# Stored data
###
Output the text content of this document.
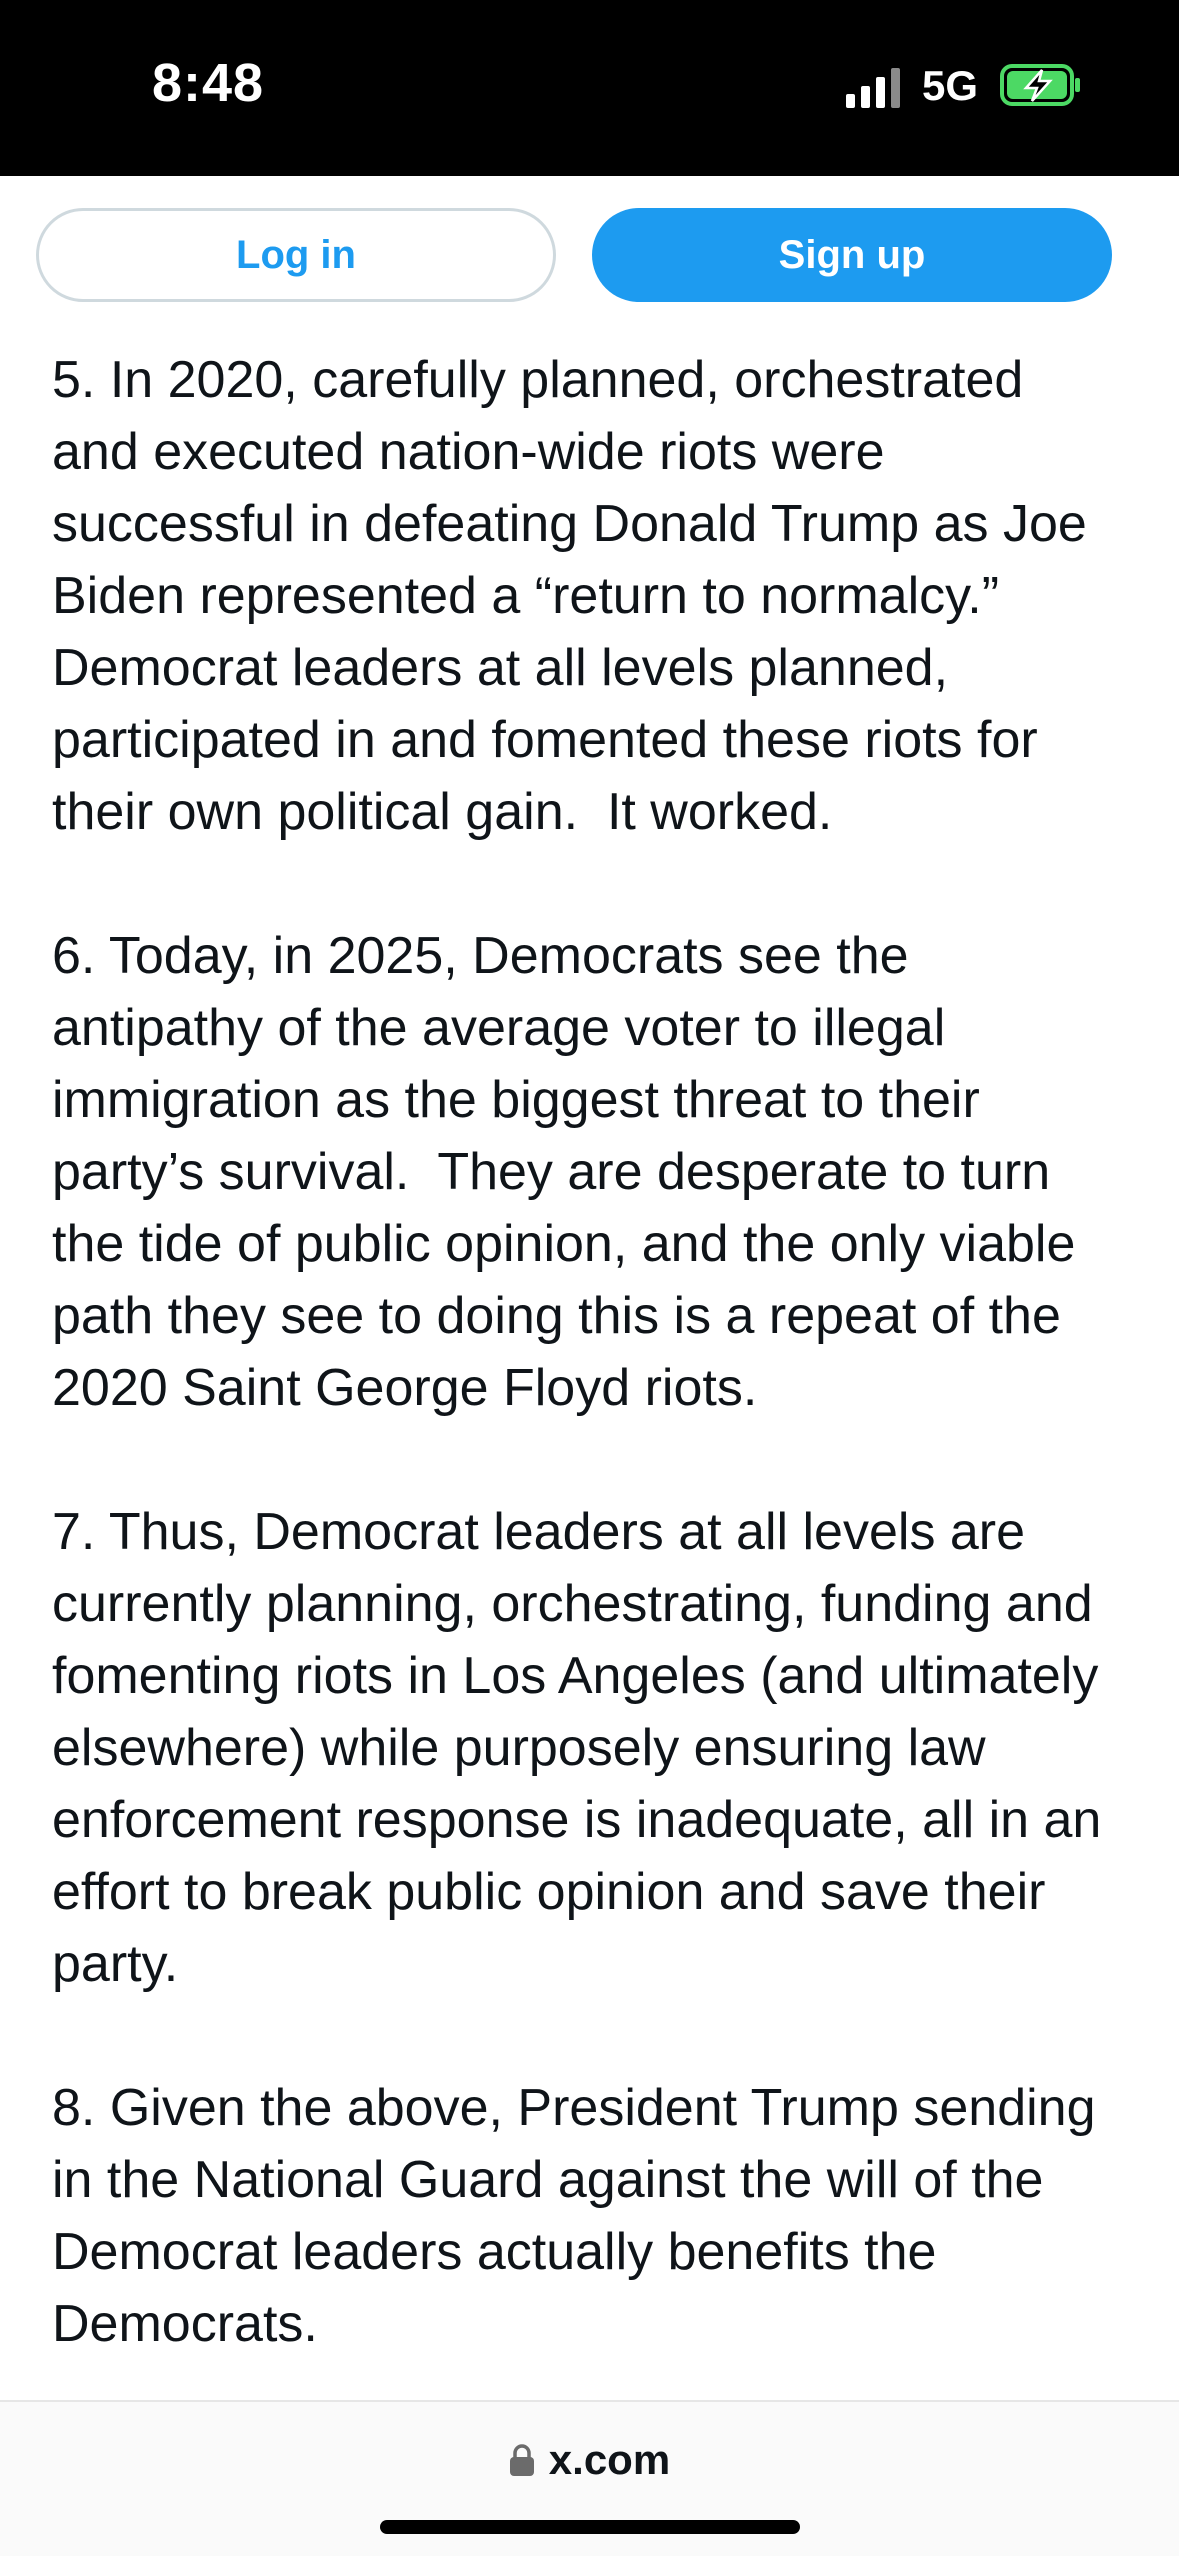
8:48	5G
Log in	Sign up
5. In 2020, carefully planned, orchestrated
and executed nation-wide riots were
successful in defeating Donald Trump as Joe
Biden represented a “return to normalcy.”
Democrat leaders at all levels planned,
participated in and fomented these riots for
their own political gain.  It worked.
6. Today, in 2025, Democrats see the
antipathy of the average voter to illegal
immigration as the biggest threat to their
party’s survival.  They are desperate to turn
the tide of public opinion, and the only viable
path they see to doing this is a repeat of the
2020 Saint George Floyd riots.
7. Thus, Democrat leaders at all levels are
currently planning, orchestrating, funding and
fomenting riots in Los Angeles (and ultimately
elsewhere) while purposely ensuring law
enforcement response is inadequate, all in an
effort to break public opinion and save their
party.
8. Given the above, President Trump sending
in the National Guard against the will of the
Democrat leaders actually benefits the
Democrats.
x.com
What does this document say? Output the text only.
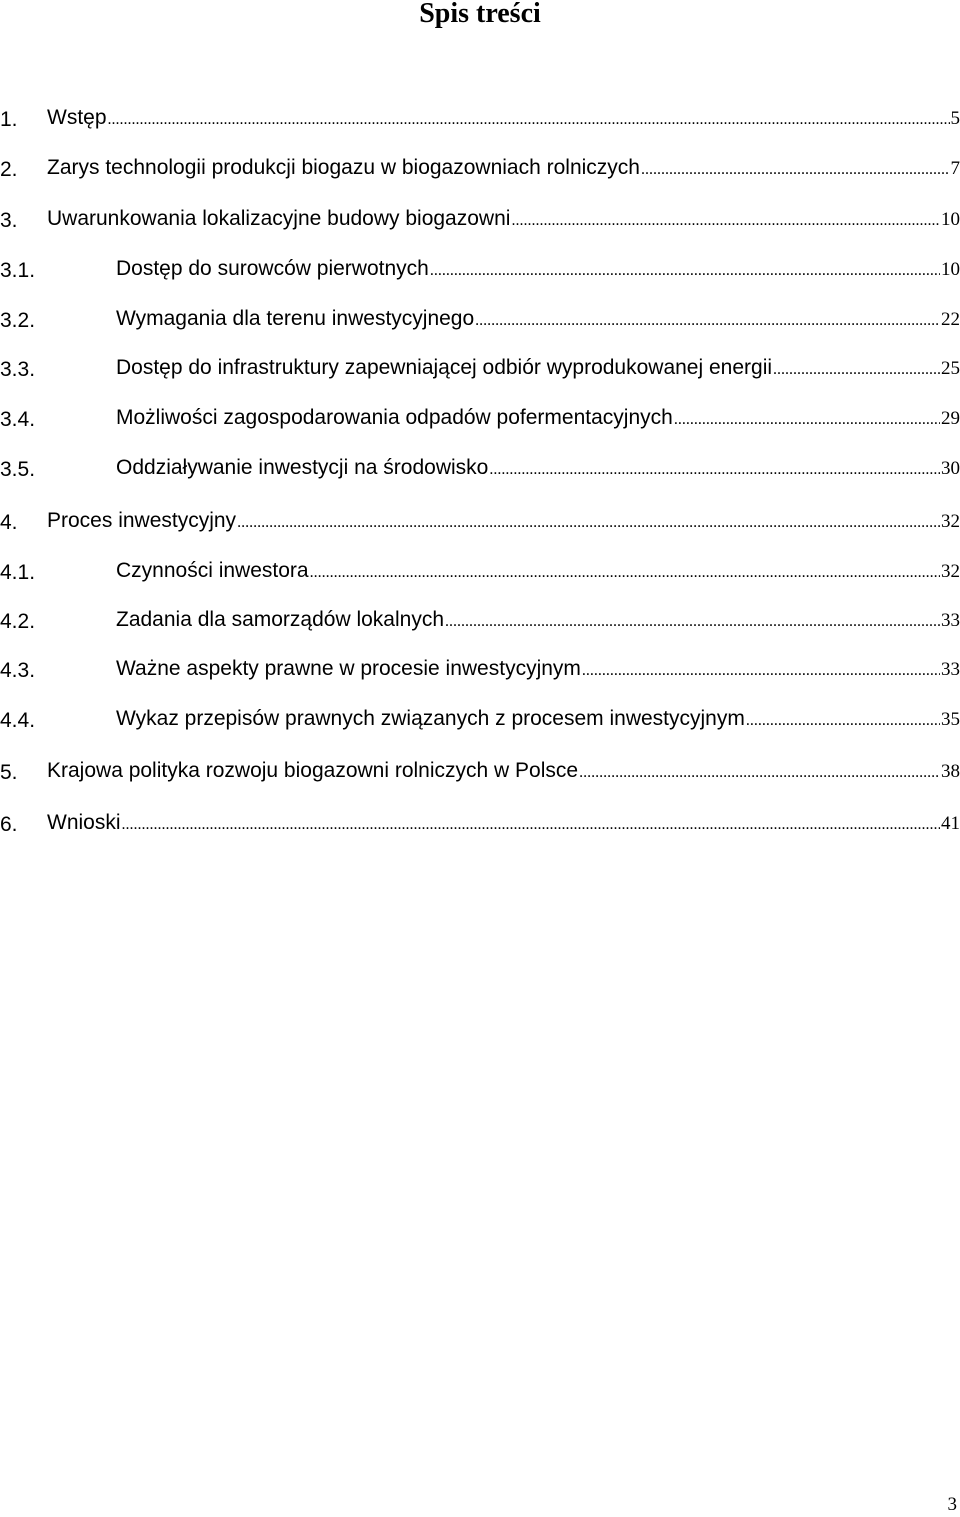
Spis treści
1. Wstęp .....	5
2. Zarys technologii produkcji biogazu w biogazowniach rolniczych .....	7
3. Uwarunkowania lokalizacyjne budowy biogazowni .....	10
3.1.	Dostęp do surowców pierwotnych .....	10
3.2.	Wymagania dla terenu inwestycyjnego .....	22
3.3.	Dostęp do infrastruktury zapewniającej odbiór wyprodukowanej energii .....	25
3.4.	Możliwości zagospodarowania odpadów pofermentacyjnych .....	29
3.5.	Oddziaływanie inwestycji na środowisko .....	30
4. Proces inwestycyjny .....	32
4.1.	Czynności inwestora .....	32
4.2.	Zadania dla samorządów lokalnych .....	33
4.3.	Ważne aspekty prawne w procesie inwestycyjnym .....	33
4.4.	Wykaz przepisów prawnych związanych z procesem inwestycyjnym .....	35
5. Krajowa polityka rozwoju biogazowni rolniczych w Polsce .....	38
6. Wnioski .....	41
3
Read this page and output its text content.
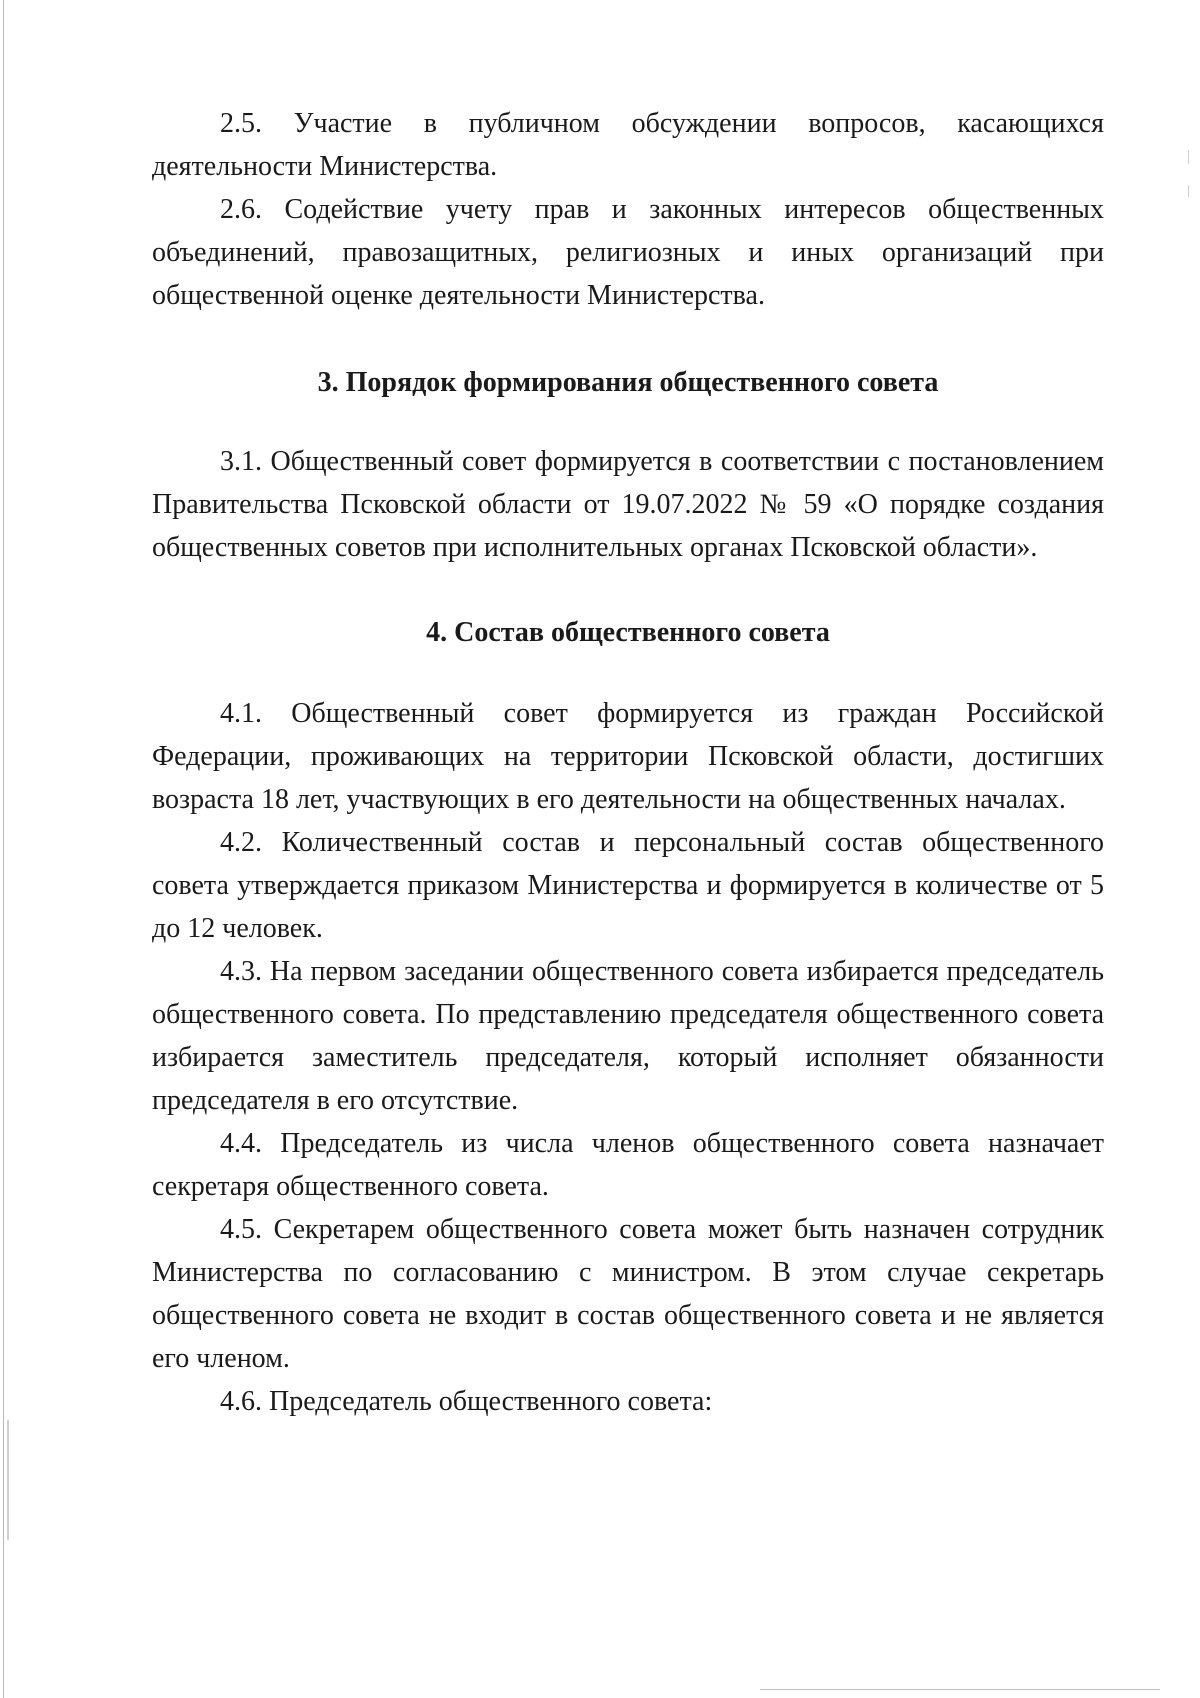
2.5. Участие в публичном обсуждении вопросов, касающихся деятельности Министерства.

2.6. Содействие учету прав и законных интересов общественных объединений, правозащитных, религиозных и иных организаций при общественной оценке деятельности Министерства.

3. Порядок формирования общественного совета

3.1. Общественный совет формируется в соответствии с постановлением Правительства Псковской области от 19.07.2022 № 59 «О порядке создания общественных советов при исполнительных органах Псковской области».

4. Состав общественного совета

4.1. Общественный совет формируется из граждан Российской Федерации, проживающих на территории Псковской области, достигших возраста 18 лет, участвующих в его деятельности на общественных началах.

4.2. Количественный состав и персональный состав общественного совета утверждается приказом Министерства и формируется в количестве от 5 до 12 человек.

4.3. На первом заседании общественного совета избирается председатель общественного совета. По представлению председателя общественного совета избирается заместитель председателя, который исполняет обязанности председателя в его отсутствие.

4.4. Председатель из числа членов общественного совета назначает секретаря общественного совета.

4.5. Секретарем общественного совета может быть назначен сотрудник Министерства по согласованию с министром. В этом случае секретарь общественного совета не входит в состав общественного совета и не является его членом.

4.6. Председатель общественного совета:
###
# STATED GOAL
Each line from the one containing "Read this page and output its text content." through the last line of the listing is to be given again exactly, with no pictures and no other lines.

# ANSWER TO THE TASK
Read this page and output its text content.
2.5. Участие в публичном обсуждении вопросов, касающихся деятельности Министерства.

2.6. Содействие учету прав и законных интересов общественных объединений, правозащитных, религиозных и иных организаций при общественной оценке деятельности Министерства.

3. Порядок формирования общественного совета

3.1. Общественный совет формируется в соответствии с постановлением Правительства Псковской области от 19.07.2022 № 59 «О порядке создания общественных советов при исполнительных органах Псковской области».

4. Состав общественного совета

4.1. Общественный совет формируется из граждан Российской Федерации, проживающих на территории Псковской области, достигших возраста 18 лет, участвующих в его деятельности на общественных началах.

4.2. Количественный состав и персональный состав общественного совета утверждается приказом Министерства и формируется в количестве от 5 до 12 человек.

4.3. На первом заседании общественного совета избирается председатель общественного совета. По представлению председателя общественного совета избирается заместитель председателя, который исполняет обязанности председателя в его отсутствие.

4.4. Председатель из числа членов общественного совета назначает секретаря общественного совета.

4.5. Секретарем общественного совета может быть назначен сотрудник Министерства по согласованию с министром. В этом случае секретарь общественного совета не входит в состав общественного совета и не является его членом.

4.6. Председатель общественного совета:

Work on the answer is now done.